Seçilen bölüm –
/---
Türkiye nükleer santral kurmaya karar verdikten sonra, güvenlik altyapısı, bakım, kontrol gibi konularda sürekli teknoloji almak zorunda kalacak. Pazar değeri olmayan eski teknolojinin bu şekilde satılması, diş doktorunun lokanta açıp, müşterilere taşlı pilav vermesine benziyor. Tabii burada yeni santrallerin kurulması, diğer ülkelerdeki santrallerin kapanmasından dolayı işsiz kalan mühendislere de iş imkanı sağlıyor.
Nükleer enerjinin Çernobil'deki kazayı da düşünürsek tehlikesi çok fazla. Bu nedenle güvenliğinin sağlanması için yapılan harcamalar, santral kurma maliyetlerini katlıyor.
Türkiye enerji ihtiyacını hangi kaynaklarla karşılayabilir?
Türkiye'nin toplam elektrik enerjisi ihtiyacını rüzgardan sağlayacak kadar potansiyeli var. ABD'de bir milyon, Avrupa'da 500 bin çatı, güneş enerjisini kullanıyorsa, Türkiye'de bu sistemden çok daha fazla yararlanma şansı vardır.
\---
Gösterilen bilgiler –
/---
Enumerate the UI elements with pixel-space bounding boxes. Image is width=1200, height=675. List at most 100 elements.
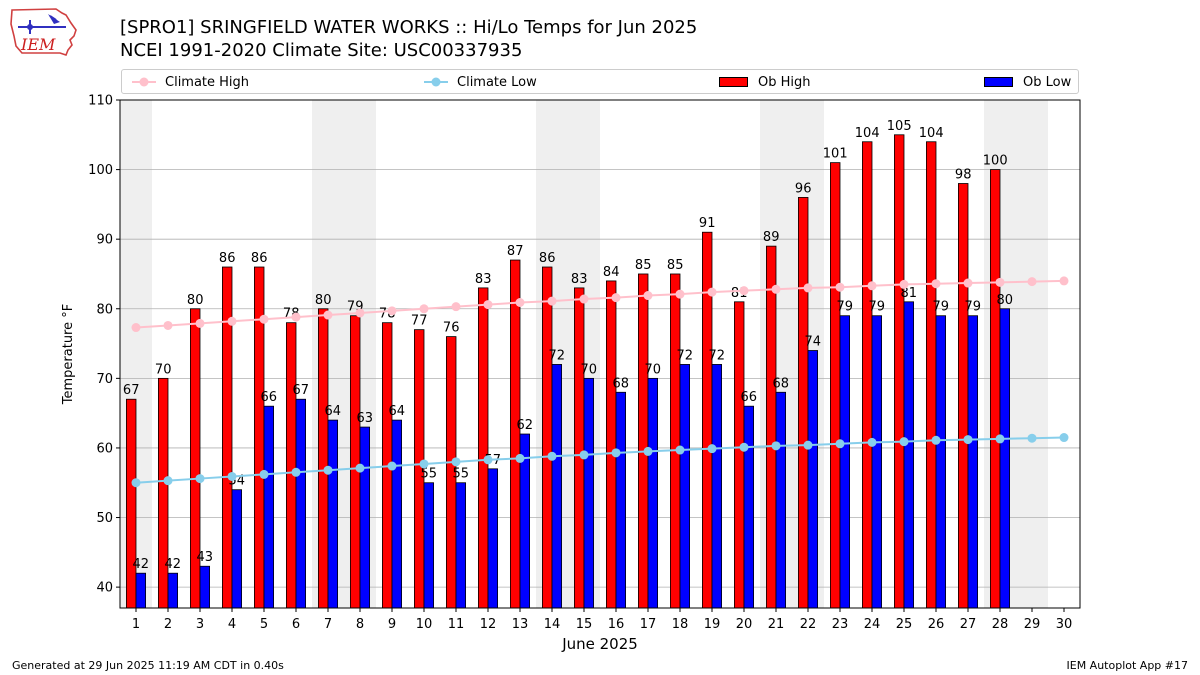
\---
Alıştırma görevleri –
1 – Nükleer enerji metninin "Nükleer enerjinin Çernobil'deki" ile "yararlanma şansı vardır." arasındaki kısmını, iki uç da dahil olmak üzere, "Çernobil'deki" ifadesini "Fukuşima'daki" olarak değiştirip yeniden yazar mısınız?
2 – Nükleer enerji metnini, bittiği yerden devam ettirerek sürdürür müsünüz?

Görev sonuçları –
1 –
Nükleer enerjinin Fukuşima'daki kazayı da düşünürsek tehlikesi çok fazla. Bu nedenle güvenliğinin sağlanması için yapılan harcamalar, santral kurma maliyetlerini katlıyor.
Türkiye enerji ihtiyacını hangi kaynaklarla karşılayabilir?
Türkiye'nin toplam elektrik enerjisi ihtiyacını rüzgardan sağlayacak kadar potansiyeli var. ABD'de bir milyon, Avrupa'da 500 bin çatı, güneş enerjisini kullanıyorsa, Türkiye'de bu sistemden çok daha fazla yararlanma şansı vardır.

2 –
Marmara Üniversitesi Enerji Anabilim Dalı öğretim üyeleri ve öğrencileriyle, Türkiye enerji, ekonomi, çevre, entegre karar destek modelini oluşturuyoruz. Önümüzdeki 30 yıl içinde Türkiye'nin hangi enerji sistemlerinin kullanabileceğini araştırıyoruz. Bu modelin, mevcut enerji politikalarından farkı, çevreyi en az kirleten ve maliyeti en düşük olan enerjinin kullanımını öngörmesi.
Yenilenebilir enerjinin kullanımıyla ne nükleer santrale ne de fosil yakıtlara ihtiyaç kalmayacak.
Başbakanlığın, çevre kuruluşlarını nükleer enerjinin temiz ve güvenilir olduğu konusunda halkı bilgilendirmesini istediği şeklinde haberlere rastladım. Meslek odalarının, bilim insanlarının, öğretim üyelerinin yapması gereken, ileride büyük bedellere neden olabilecek nükleer santraller konusunda bir tartışma başlatmak.
Bu santrallerin kurulup da kullanılmaması durumunda gelecek maliyeti de yine hazine yoluyla vatandaşlar karşılayacaktır. Enerji Bakanlığı ve hükümet yetkilileri gibi karar vericiler, bu konu tartışılmadan nükleer santral yapımını başlatırlarsa, sorumluluğu da üzerlerine almış olurlar.
"Bilim insanları temiz ve güvenilir enerjiyi savunmalı"
Eneri Bakanı'nın nükleer santralin deprem bölgesinde yapılmasının sorun yaratmayacağına ilişkin açıklamaları gazetelere yansıdı. Nükleer santrali ve enerji politikalarını tek yönden yansıtan haberler yoluyla da bu yönde bir kamuoyu oluşturulmaya çalışılıyor.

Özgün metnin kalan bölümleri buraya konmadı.